LISTED ENTRIES:
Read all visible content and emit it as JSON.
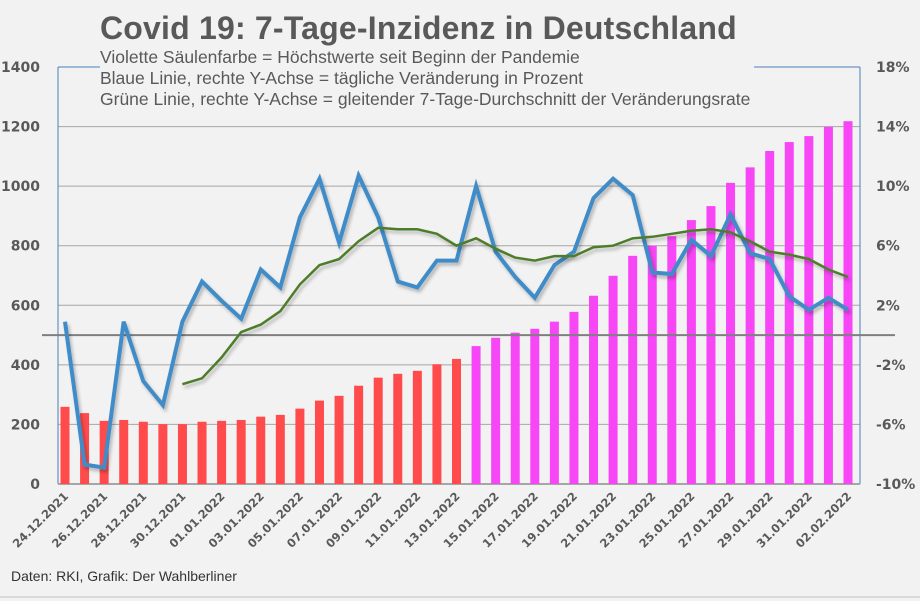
{
  "chart_data": {
    "type": "bar",
    "title": "Covid 19: 7-Tage-Inzidenz in Deutschland",
    "subtitles": [
      "Violette Säulenfarbe = Höchstwerte seit Beginn der Pandemie",
      "Blaue Linie, rechte Y-Achse = tägliche Veränderung in Prozent",
      "Grüne Linie, rechte Y-Achse = gleitender 7-Tage-Durchschnitt der Veränderungsrate"
    ],
    "source": "Daten: RKI, Grafik: Der Wahlberliner",
    "categories": [
      "24.12.2021",
      "25.12.2021",
      "26.12.2021",
      "27.12.2021",
      "28.12.2021",
      "29.12.2021",
      "30.12.2021",
      "31.12.2021",
      "01.01.2022",
      "02.01.2022",
      "03.01.2022",
      "04.01.2022",
      "05.01.2022",
      "06.01.2022",
      "07.01.2022",
      "08.01.2022",
      "09.01.2022",
      "10.01.2022",
      "11.01.2022",
      "12.01.2022",
      "13.01.2022",
      "14.01.2022",
      "15.01.2022",
      "16.01.2022",
      "17.01.2022",
      "18.01.2022",
      "19.01.2022",
      "20.01.2022",
      "21.01.2022",
      "22.01.2022",
      "23.01.2022",
      "24.01.2022",
      "25.01.2022",
      "26.01.2022",
      "27.01.2022",
      "28.01.2022",
      "29.01.2022",
      "30.01.2022",
      "31.01.2022",
      "01.02.2022",
      "02.02.2022"
    ],
    "xtick_labels_shown_every": 2,
    "left_axis": {
      "label": "",
      "range": [
        0,
        1400
      ],
      "ticks": [
        0,
        200,
        400,
        600,
        800,
        1000,
        1200,
        1400
      ]
    },
    "right_axis": {
      "label": "",
      "range": [
        -10,
        18
      ],
      "unit": "%",
      "ticks": [
        -10,
        -6,
        -2,
        2,
        6,
        10,
        14,
        18
      ]
    },
    "grid": true,
    "zero_line_right_axis": 0,
    "series": [
      {
        "name": "7-Tage-Inzidenz",
        "type": "bar",
        "axis": "left",
        "values": [
          259,
          238,
          212,
          215,
          209,
          201,
          201,
          209,
          212,
          215,
          226,
          232,
          253,
          280,
          296,
          330,
          357,
          370,
          380,
          402,
          420,
          463,
          491,
          508,
          521,
          545,
          578,
          632,
          699,
          766,
          800,
          832,
          886,
          933,
          1011,
          1063,
          1118,
          1148,
          1168,
          1199,
          1218
        ],
        "record_high_from_index": 21,
        "colors": {
          "normal": "#ff4b4b",
          "record": "#f646f6"
        }
      },
      {
        "name": "tägliche Veränderung in Prozent",
        "type": "line",
        "axis": "right",
        "color": "#3f8cc8",
        "values": [
          0.9,
          -8.7,
          -8.9,
          0.9,
          -3.1,
          -4.7,
          0.9,
          3.6,
          2.3,
          1.1,
          4.4,
          3.2,
          7.9,
          10.5,
          6.2,
          10.7,
          7.9,
          3.6,
          3.2,
          5.0,
          5.0,
          10.0,
          5.6,
          3.9,
          2.5,
          4.7,
          5.6,
          9.2,
          10.5,
          9.4,
          4.2,
          4.1,
          6.4,
          5.3,
          8.1,
          5.5,
          5.1,
          2.6,
          1.7,
          2.5,
          1.7
        ]
      },
      {
        "name": "gleitender 7-Tage-Durchschnitt der Veränderungsrate",
        "type": "line",
        "axis": "right",
        "color": "#4e7d2a",
        "values": [
          null,
          null,
          null,
          null,
          null,
          null,
          -3.3,
          -2.9,
          -1.5,
          0.2,
          0.7,
          1.6,
          3.4,
          4.7,
          5.1,
          6.3,
          7.2,
          7.1,
          7.1,
          6.8,
          6.0,
          6.5,
          5.8,
          5.2,
          5.0,
          5.3,
          5.3,
          5.9,
          6.0,
          6.5,
          6.6,
          6.8,
          7.0,
          7.1,
          6.9,
          6.3,
          5.6,
          5.4,
          5.1,
          4.4,
          3.9
        ]
      }
    ]
  }
}
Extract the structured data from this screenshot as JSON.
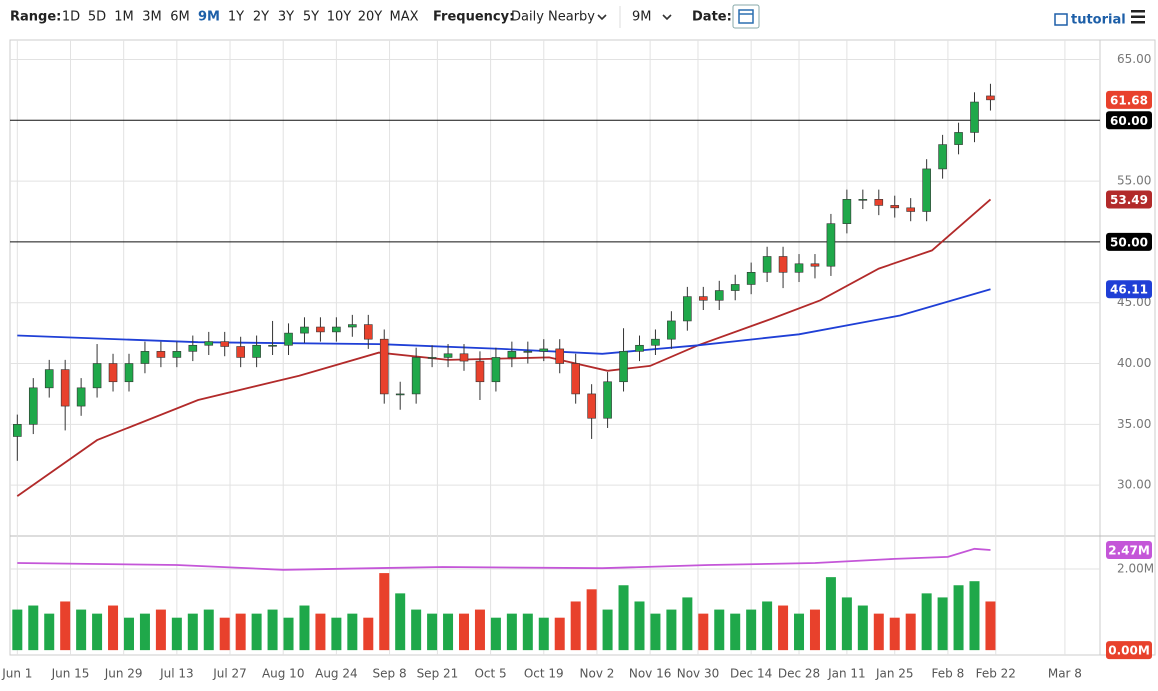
{
  "toolbar": {
    "range_label": "Range:",
    "ranges": [
      "1D",
      "5D",
      "1M",
      "3M",
      "6M",
      "9M",
      "1Y",
      "2Y",
      "3Y",
      "5Y",
      "10Y",
      "20Y",
      "MAX"
    ],
    "active_range": "9M",
    "frequency_label": "Frequency:",
    "frequency": "Daily Nearby",
    "period": "9M",
    "date_label": "Date:",
    "tutorial": "tutorial"
  },
  "chart_data": [
    {
      "type": "candlestick",
      "up_color": "#1fa84a",
      "down_color": "#e8412c",
      "grid": true,
      "xlim": [
        -1,
        203.6
      ],
      "ylim": [
        25.9,
        66.6
      ],
      "xticks": [
        {
          "value": 0,
          "label": "Jun 1"
        },
        {
          "value": 10,
          "label": "Jun 15"
        },
        {
          "value": 20,
          "label": "Jun 29"
        },
        {
          "value": 30,
          "label": "Jul 13"
        },
        {
          "value": 40,
          "label": "Jul 27"
        },
        {
          "value": 50,
          "label": "Aug 10"
        },
        {
          "value": 60,
          "label": "Aug 24"
        },
        {
          "value": 70,
          "label": "Sep 8"
        },
        {
          "value": 79,
          "label": "Sep 21"
        },
        {
          "value": 89,
          "label": "Oct 5"
        },
        {
          "value": 99,
          "label": "Oct 19"
        },
        {
          "value": 109,
          "label": "Nov 2"
        },
        {
          "value": 119,
          "label": "Nov 16"
        },
        {
          "value": 128,
          "label": "Nov 30"
        },
        {
          "value": 138,
          "label": "Dec 14"
        },
        {
          "value": 147,
          "label": "Dec 28"
        },
        {
          "value": 156,
          "label": "Jan 11"
        },
        {
          "value": 165,
          "label": "Jan 25"
        },
        {
          "value": 175,
          "label": "Feb 8"
        },
        {
          "value": 184,
          "label": "Feb 22"
        },
        {
          "value": 197,
          "label": "Mar 8"
        }
      ],
      "yticks": [
        {
          "value": 30,
          "label": "30.00"
        },
        {
          "value": 35,
          "label": "35.00"
        },
        {
          "value": 40,
          "label": "40.00"
        },
        {
          "value": 45,
          "label": "45.00"
        },
        {
          "value": 55,
          "label": "55.00"
        },
        {
          "value": 65,
          "label": "65.00"
        }
      ],
      "hlines": [
        {
          "value": 60,
          "label": "60.00"
        },
        {
          "value": 50,
          "label": "50.00"
        }
      ],
      "x": [
        0,
        3,
        6,
        9,
        12,
        15,
        18,
        21,
        24,
        27,
        30,
        33,
        36,
        39,
        42,
        45,
        48,
        51,
        54,
        57,
        60,
        63,
        66,
        69,
        72,
        75,
        78,
        81,
        84,
        87,
        90,
        93,
        96,
        99,
        102,
        105,
        108,
        111,
        114,
        117,
        120,
        123,
        126,
        129,
        132,
        135,
        138,
        141,
        144,
        147,
        150,
        153,
        156,
        159,
        162,
        165,
        168,
        171,
        174,
        177,
        180,
        183
      ],
      "open": [
        34.0,
        35.0,
        38.0,
        39.5,
        36.5,
        38.0,
        40.0,
        38.5,
        40.0,
        41.0,
        40.5,
        41.0,
        41.5,
        41.8,
        41.4,
        40.5,
        41.5,
        41.5,
        42.5,
        43.0,
        42.6,
        43.0,
        43.2,
        42.0,
        37.5,
        37.5,
        40.5,
        40.5,
        40.8,
        40.2,
        38.5,
        40.5,
        41.0,
        41.0,
        41.2,
        40.0,
        37.5,
        35.5,
        38.5,
        41.0,
        41.5,
        42.0,
        43.5,
        45.5,
        45.2,
        46.0,
        46.5,
        47.5,
        48.8,
        47.5,
        48.2,
        48.0,
        51.5,
        53.5,
        53.5,
        53.0,
        52.8,
        52.5,
        56.0,
        58.0,
        59.0,
        62.0
      ],
      "high": [
        35.8,
        38.8,
        40.3,
        40.3,
        38.8,
        41.6,
        40.8,
        40.8,
        41.8,
        41.8,
        41.8,
        42.3,
        42.6,
        42.6,
        42.2,
        42.3,
        43.5,
        43.3,
        43.8,
        43.8,
        43.8,
        44.0,
        44.0,
        42.8,
        38.5,
        41.3,
        41.5,
        41.6,
        41.6,
        41.0,
        41.3,
        41.8,
        41.8,
        42.0,
        42.0,
        40.8,
        38.3,
        39.3,
        42.9,
        42.3,
        42.8,
        44.3,
        46.3,
        46.3,
        46.8,
        47.3,
        48.3,
        49.6,
        49.6,
        49.0,
        49.0,
        52.3,
        54.3,
        54.3,
        54.3,
        53.8,
        53.6,
        56.8,
        58.8,
        59.8,
        62.3,
        63.0
      ],
      "low": [
        32.0,
        34.2,
        37.2,
        34.5,
        35.7,
        37.2,
        37.7,
        37.7,
        39.2,
        39.7,
        39.7,
        40.2,
        40.7,
        40.6,
        39.7,
        39.7,
        40.7,
        40.7,
        41.7,
        41.8,
        41.8,
        42.2,
        41.2,
        36.7,
        36.2,
        36.7,
        39.7,
        39.7,
        39.4,
        37.0,
        37.7,
        39.7,
        40.0,
        40.2,
        39.2,
        36.7,
        33.8,
        34.7,
        37.7,
        40.2,
        40.7,
        41.2,
        42.7,
        44.4,
        44.4,
        45.2,
        45.7,
        46.7,
        46.2,
        46.7,
        47.0,
        47.2,
        50.7,
        52.7,
        52.2,
        52.0,
        51.7,
        51.7,
        55.2,
        57.2,
        58.2,
        60.8
      ],
      "close": [
        35.0,
        38.0,
        39.5,
        36.5,
        38.0,
        40.0,
        38.5,
        40.0,
        41.0,
        40.5,
        41.0,
        41.5,
        41.8,
        41.4,
        40.5,
        41.5,
        41.5,
        42.5,
        43.0,
        42.6,
        43.0,
        43.2,
        42.0,
        37.5,
        37.5,
        40.5,
        40.5,
        40.8,
        40.2,
        38.5,
        40.5,
        41.0,
        41.0,
        41.2,
        40.0,
        37.5,
        35.5,
        38.5,
        41.0,
        41.5,
        42.0,
        43.5,
        45.5,
        45.2,
        46.0,
        46.5,
        47.5,
        48.8,
        47.5,
        48.2,
        48.0,
        51.5,
        53.5,
        53.5,
        53.0,
        52.8,
        52.5,
        56.0,
        58.0,
        59.0,
        61.5,
        61.68
      ],
      "overlays": [
        {
          "color": "#b22a2a",
          "x": [
            0,
            15,
            34,
            53,
            68,
            81,
            100,
            111,
            119,
            128,
            142,
            151,
            162,
            172,
            183
          ],
          "values": [
            29.1,
            33.7,
            37.0,
            39.0,
            40.9,
            40.3,
            40.5,
            39.4,
            39.8,
            41.5,
            43.7,
            45.2,
            47.8,
            49.3,
            53.49
          ]
        },
        {
          "color": "#1f3fd6",
          "x": [
            0,
            34,
            68,
            91,
            110,
            128,
            147,
            166,
            183
          ],
          "values": [
            42.3,
            41.75,
            41.6,
            41.2,
            40.8,
            41.5,
            42.4,
            43.95,
            46.11
          ]
        }
      ]
    },
    {
      "type": "bar",
      "xlim": [
        -1,
        203.6
      ],
      "ylim": [
        -0.12,
        2.79
      ],
      "yticks": [
        {
          "value": 2,
          "label": "2.00M"
        },
        {
          "value": 0,
          "label": "0.00M"
        }
      ],
      "x": [
        0,
        3,
        6,
        9,
        12,
        15,
        18,
        21,
        24,
        27,
        30,
        33,
        36,
        39,
        42,
        45,
        48,
        51,
        54,
        57,
        60,
        63,
        66,
        69,
        72,
        75,
        78,
        81,
        84,
        87,
        90,
        93,
        96,
        99,
        102,
        105,
        108,
        111,
        114,
        117,
        120,
        123,
        126,
        129,
        132,
        135,
        138,
        141,
        144,
        147,
        150,
        153,
        156,
        159,
        162,
        165,
        168,
        171,
        174,
        177,
        180,
        183
      ],
      "values": [
        1.0,
        1.1,
        0.9,
        1.2,
        1.0,
        0.9,
        1.1,
        0.8,
        0.9,
        1.0,
        0.8,
        0.9,
        1.0,
        0.8,
        0.9,
        0.9,
        1.0,
        0.8,
        1.1,
        0.9,
        0.8,
        0.9,
        0.8,
        1.9,
        1.4,
        1.0,
        0.9,
        0.9,
        0.9,
        1.0,
        0.8,
        0.9,
        0.9,
        0.8,
        0.8,
        1.2,
        1.5,
        1.0,
        1.6,
        1.2,
        0.9,
        1.0,
        1.3,
        0.9,
        1.0,
        0.9,
        1.0,
        1.2,
        1.1,
        0.9,
        1.0,
        1.8,
        1.3,
        1.1,
        0.9,
        0.8,
        0.9,
        1.4,
        1.3,
        1.6,
        1.7,
        1.2
      ],
      "overlays": [
        {
          "color": "#c456d8",
          "x": [
            0,
            30,
            50,
            80,
            110,
            130,
            150,
            165,
            175,
            180,
            183
          ],
          "values": [
            2.15,
            2.1,
            1.98,
            2.05,
            2.02,
            2.1,
            2.15,
            2.25,
            2.3,
            2.5,
            2.47
          ],
          "value_labels": [
            null,
            null,
            null,
            null,
            null,
            null,
            null,
            null,
            null,
            null,
            "2.47M"
          ]
        }
      ]
    }
  ]
}
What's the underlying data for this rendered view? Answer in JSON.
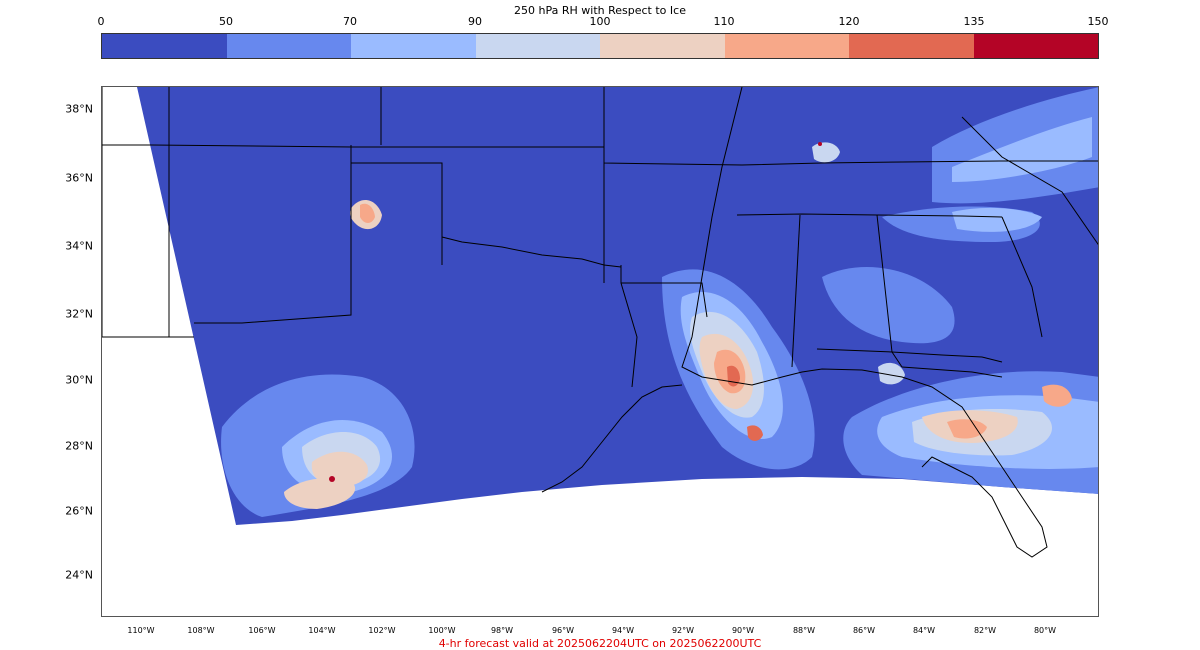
{
  "colorbar": {
    "title": "250 hPa RH with Respect to Ice",
    "ticks": [
      "0",
      "50",
      "70",
      "90",
      "100",
      "110",
      "120",
      "135",
      "150"
    ],
    "colors": [
      "#3b4cc0",
      "#6788ee",
      "#9abbff",
      "#c9d7f0",
      "#edd1c2",
      "#f7a889",
      "#e26952",
      "#b40426"
    ]
  },
  "map": {
    "lat_labels": [
      "38°N",
      "36°N",
      "34°N",
      "32°N",
      "30°N",
      "28°N",
      "26°N",
      "24°N"
    ],
    "lon_labels": [
      "110°W",
      "108°W",
      "106°W",
      "104°W",
      "102°W",
      "100°W",
      "98°W",
      "96°W",
      "94°W",
      "92°W",
      "90°W",
      "88°W",
      "86°W",
      "84°W",
      "82°W",
      "80°W"
    ],
    "background_color": "#3b4cc0"
  },
  "footer": {
    "text": "4-hr forecast valid at 2025062204UTC on 2025062200UTC"
  }
}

STATED EXERCISE:
Count every line above that holds the string "this" and give the total, nothing more.

WORKED ANSWER:
2